[Problem]
Every line that contains the word "كهربائية" should be copied out.

[Entries supplied]
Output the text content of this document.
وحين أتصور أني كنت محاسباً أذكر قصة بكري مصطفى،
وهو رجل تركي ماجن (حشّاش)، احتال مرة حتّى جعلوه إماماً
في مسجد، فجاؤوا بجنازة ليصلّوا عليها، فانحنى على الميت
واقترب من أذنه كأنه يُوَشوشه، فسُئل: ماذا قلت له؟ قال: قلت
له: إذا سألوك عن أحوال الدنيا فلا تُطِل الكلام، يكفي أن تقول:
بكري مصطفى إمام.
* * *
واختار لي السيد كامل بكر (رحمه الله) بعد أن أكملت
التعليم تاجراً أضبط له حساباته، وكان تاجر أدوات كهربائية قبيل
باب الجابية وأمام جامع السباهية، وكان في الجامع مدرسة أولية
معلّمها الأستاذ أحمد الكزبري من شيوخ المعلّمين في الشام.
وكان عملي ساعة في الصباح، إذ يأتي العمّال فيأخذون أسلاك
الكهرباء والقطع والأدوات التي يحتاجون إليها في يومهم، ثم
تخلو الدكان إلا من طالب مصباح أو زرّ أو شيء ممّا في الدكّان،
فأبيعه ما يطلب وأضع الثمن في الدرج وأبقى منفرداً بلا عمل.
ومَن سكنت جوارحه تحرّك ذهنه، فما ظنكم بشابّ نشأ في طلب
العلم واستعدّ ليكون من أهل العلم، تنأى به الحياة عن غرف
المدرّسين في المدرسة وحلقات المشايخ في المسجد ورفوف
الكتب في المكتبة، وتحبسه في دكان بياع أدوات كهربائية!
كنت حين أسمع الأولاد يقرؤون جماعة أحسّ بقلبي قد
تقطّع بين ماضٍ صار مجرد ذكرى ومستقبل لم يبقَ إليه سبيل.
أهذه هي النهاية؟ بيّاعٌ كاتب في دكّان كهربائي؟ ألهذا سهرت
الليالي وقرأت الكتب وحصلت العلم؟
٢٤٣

[Expected output]
التعليم تاجراً أضبط له حساباته، وكان تاجر أدوات كهربائية قبيل
الكتب في المكتبة، وتحبسه في دكان بياع أدوات كهربائية!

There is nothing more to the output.